## YOUR INSTRUCTIONS:
Output all lines exactly.

## PROVIDED DATA:
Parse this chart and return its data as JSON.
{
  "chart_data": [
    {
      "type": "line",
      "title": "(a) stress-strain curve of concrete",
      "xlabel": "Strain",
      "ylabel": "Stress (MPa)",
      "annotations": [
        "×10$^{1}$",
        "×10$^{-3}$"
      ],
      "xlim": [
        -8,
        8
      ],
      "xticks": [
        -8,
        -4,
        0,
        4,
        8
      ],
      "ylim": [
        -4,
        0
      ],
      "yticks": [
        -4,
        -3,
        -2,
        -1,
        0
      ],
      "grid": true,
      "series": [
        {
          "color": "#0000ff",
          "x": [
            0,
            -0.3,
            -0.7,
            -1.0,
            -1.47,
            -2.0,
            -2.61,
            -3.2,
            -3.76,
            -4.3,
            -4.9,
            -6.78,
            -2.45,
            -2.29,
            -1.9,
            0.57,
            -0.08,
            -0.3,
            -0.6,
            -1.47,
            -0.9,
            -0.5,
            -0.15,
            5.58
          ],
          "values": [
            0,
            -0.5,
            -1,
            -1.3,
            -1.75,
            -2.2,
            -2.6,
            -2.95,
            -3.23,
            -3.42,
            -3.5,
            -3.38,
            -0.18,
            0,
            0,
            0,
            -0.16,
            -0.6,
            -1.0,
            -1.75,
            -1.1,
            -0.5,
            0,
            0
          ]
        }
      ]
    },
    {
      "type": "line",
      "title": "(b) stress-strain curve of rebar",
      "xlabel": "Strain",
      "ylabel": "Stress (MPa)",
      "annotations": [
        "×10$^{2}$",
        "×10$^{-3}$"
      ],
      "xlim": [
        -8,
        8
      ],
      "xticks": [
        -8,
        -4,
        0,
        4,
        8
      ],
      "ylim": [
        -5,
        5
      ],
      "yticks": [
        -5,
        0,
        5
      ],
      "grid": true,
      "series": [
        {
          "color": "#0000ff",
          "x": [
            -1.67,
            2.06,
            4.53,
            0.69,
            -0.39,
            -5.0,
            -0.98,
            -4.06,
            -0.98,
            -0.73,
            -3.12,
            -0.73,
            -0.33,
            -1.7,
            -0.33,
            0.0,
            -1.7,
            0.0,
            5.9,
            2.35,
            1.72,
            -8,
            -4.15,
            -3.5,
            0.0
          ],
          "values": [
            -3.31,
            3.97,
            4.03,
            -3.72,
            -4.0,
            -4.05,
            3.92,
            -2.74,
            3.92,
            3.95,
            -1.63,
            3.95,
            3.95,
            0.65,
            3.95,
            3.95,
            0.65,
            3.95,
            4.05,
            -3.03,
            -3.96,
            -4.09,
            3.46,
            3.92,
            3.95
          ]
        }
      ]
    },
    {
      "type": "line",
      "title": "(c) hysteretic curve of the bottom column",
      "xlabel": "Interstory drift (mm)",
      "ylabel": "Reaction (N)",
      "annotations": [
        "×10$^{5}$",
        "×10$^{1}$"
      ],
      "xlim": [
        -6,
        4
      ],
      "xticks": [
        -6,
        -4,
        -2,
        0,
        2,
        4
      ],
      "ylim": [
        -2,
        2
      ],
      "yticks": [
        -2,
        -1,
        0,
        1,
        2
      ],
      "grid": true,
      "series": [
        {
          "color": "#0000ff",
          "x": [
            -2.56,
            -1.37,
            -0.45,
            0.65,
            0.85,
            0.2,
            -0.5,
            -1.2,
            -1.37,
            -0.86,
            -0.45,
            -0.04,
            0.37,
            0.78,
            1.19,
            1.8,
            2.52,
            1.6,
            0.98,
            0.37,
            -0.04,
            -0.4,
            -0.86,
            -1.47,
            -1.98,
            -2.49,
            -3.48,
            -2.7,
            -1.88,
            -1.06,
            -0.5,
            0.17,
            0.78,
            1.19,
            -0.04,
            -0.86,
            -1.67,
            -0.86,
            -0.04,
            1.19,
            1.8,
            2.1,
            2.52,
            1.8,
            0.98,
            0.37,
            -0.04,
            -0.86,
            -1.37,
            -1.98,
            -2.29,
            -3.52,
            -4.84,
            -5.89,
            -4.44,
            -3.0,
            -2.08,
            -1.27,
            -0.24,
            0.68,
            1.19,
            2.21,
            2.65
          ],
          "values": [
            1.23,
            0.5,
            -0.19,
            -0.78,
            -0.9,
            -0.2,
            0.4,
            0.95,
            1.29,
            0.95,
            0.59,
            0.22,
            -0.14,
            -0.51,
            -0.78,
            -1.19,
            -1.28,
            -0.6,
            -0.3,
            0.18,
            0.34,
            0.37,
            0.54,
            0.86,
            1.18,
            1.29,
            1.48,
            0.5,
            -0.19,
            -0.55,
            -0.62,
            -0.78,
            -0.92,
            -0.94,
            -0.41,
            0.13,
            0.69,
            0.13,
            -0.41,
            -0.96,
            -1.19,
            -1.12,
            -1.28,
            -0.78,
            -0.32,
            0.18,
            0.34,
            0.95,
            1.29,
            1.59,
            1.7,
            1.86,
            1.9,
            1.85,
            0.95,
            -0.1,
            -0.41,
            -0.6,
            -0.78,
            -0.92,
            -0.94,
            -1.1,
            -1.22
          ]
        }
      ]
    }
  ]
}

## THE SOLUTION:
Parse this chart and return its data as JSON.
{
  "chart_data": [
    {
      "type": "line",
      "title": "(a) stress-strain curve of concrete",
      "xlabel": "Strain",
      "ylabel": "Stress (MPa)",
      "annotations": [
        "×10$^{1}$",
        "×10$^{-3}$"
      ],
      "xlim": [
        -8,
        8
      ],
      "xticks": [
        -8,
        -4,
        0,
        4,
        8
      ],
      "ylim": [
        -4,
        0
      ],
      "yticks": [
        -4,
        -3,
        -2,
        -1,
        0
      ],
      "grid": true,
      "series": [
        {
          "color": "#0000ff",
          "x": [
            0,
            -0.3,
            -0.7,
            -1.0,
            -1.47,
            -2.0,
            -2.61,
            -3.2,
            -3.76,
            -4.3,
            -4.9,
            -6.78,
            -2.45,
            -2.29,
            -1.9,
            0.57,
            -0.08,
            -0.3,
            -0.6,
            -1.47,
            -0.9,
            -0.5,
            -0.15,
            5.58
          ],
          "values": [
            0,
            -0.5,
            -1,
            -1.3,
            -1.75,
            -2.2,
            -2.6,
            -2.95,
            -3.23,
            -3.42,
            -3.5,
            -3.38,
            -0.18,
            0,
            0,
            0,
            -0.16,
            -0.6,
            -1.0,
            -1.75,
            -1.1,
            -0.5,
            0,
            0
          ]
        }
      ]
    },
    {
      "type": "line",
      "title": "(b) stress-strain curve of rebar",
      "xlabel": "Strain",
      "ylabel": "Stress (MPa)",
      "annotations": [
        "×10$^{2}$",
        "×10$^{-3}$"
      ],
      "xlim": [
        -8,
        8
      ],
      "xticks": [
        -8,
        -4,
        0,
        4,
        8
      ],
      "ylim": [
        -5,
        5
      ],
      "yticks": [
        -5,
        0,
        5
      ],
      "grid": true,
      "series": [
        {
          "color": "#0000ff",
          "x": [
            -1.67,
            2.06,
            4.53,
            0.69,
            -0.39,
            -5.0,
            -0.98,
            -4.06,
            -0.98,
            -0.73,
            -3.12,
            -0.73,
            -0.33,
            -1.7,
            -0.33,
            0.0,
            -1.7,
            0.0,
            5.9,
            2.35,
            1.72,
            -8,
            -4.15,
            -3.5,
            0.0
          ],
          "values": [
            -3.31,
            3.97,
            4.03,
            -3.72,
            -4.0,
            -4.05,
            3.92,
            -2.74,
            3.92,
            3.95,
            -1.63,
            3.95,
            3.95,
            0.65,
            3.95,
            3.95,
            0.65,
            3.95,
            4.05,
            -3.03,
            -3.96,
            -4.09,
            3.46,
            3.92,
            3.95
          ]
        }
      ]
    },
    {
      "type": "line",
      "title": "(c) hysteretic curve of the bottom column",
      "xlabel": "Interstory drift (mm)",
      "ylabel": "Reaction (N)",
      "annotations": [
        "×10$^{5}$",
        "×10$^{1}$"
      ],
      "xlim": [
        -6,
        4
      ],
      "xticks": [
        -6,
        -4,
        -2,
        0,
        2,
        4
      ],
      "ylim": [
        -2,
        2
      ],
      "yticks": [
        -2,
        -1,
        0,
        1,
        2
      ],
      "grid": true,
      "series": [
        {
          "color": "#0000ff",
          "x": [
            -2.56,
            -1.37,
            -0.45,
            0.65,
            0.85,
            0.2,
            -0.5,
            -1.2,
            -1.37,
            -0.86,
            -0.45,
            -0.04,
            0.37,
            0.78,
            1.19,
            1.8,
            2.52,
            1.6,
            0.98,
            0.37,
            -0.04,
            -0.4,
            -0.86,
            -1.47,
            -1.98,
            -2.49,
            -3.48,
            -2.7,
            -1.88,
            -1.06,
            -0.5,
            0.17,
            0.78,
            1.19,
            -0.04,
            -0.86,
            -1.67,
            -0.86,
            -0.04,
            1.19,
            1.8,
            2.1,
            2.52,
            1.8,
            0.98,
            0.37,
            -0.04,
            -0.86,
            -1.37,
            -1.98,
            -2.29,
            -3.52,
            -4.84,
            -5.89,
            -4.44,
            -3.0,
            -2.08,
            -1.27,
            -0.24,
            0.68,
            1.19,
            2.21,
            2.65
          ],
          "values": [
            1.23,
            0.5,
            -0.19,
            -0.78,
            -0.9,
            -0.2,
            0.4,
            0.95,
            1.29,
            0.95,
            0.59,
            0.22,
            -0.14,
            -0.51,
            -0.78,
            -1.19,
            -1.28,
            -0.6,
            -0.3,
            0.18,
            0.34,
            0.37,
            0.54,
            0.86,
            1.18,
            1.29,
            1.48,
            0.5,
            -0.19,
            -0.55,
            -0.62,
            -0.78,
            -0.92,
            -0.94,
            -0.41,
            0.13,
            0.69,
            0.13,
            -0.41,
            -0.96,
            -1.19,
            -1.12,
            -1.28,
            -0.78,
            -0.32,
            0.18,
            0.34,
            0.95,
            1.29,
            1.59,
            1.7,
            1.86,
            1.9,
            1.85,
            0.95,
            -0.1,
            -0.41,
            -0.6,
            -0.78,
            -0.92,
            -0.94,
            -1.1,
            -1.22
          ]
        }
      ]
    }
  ]
}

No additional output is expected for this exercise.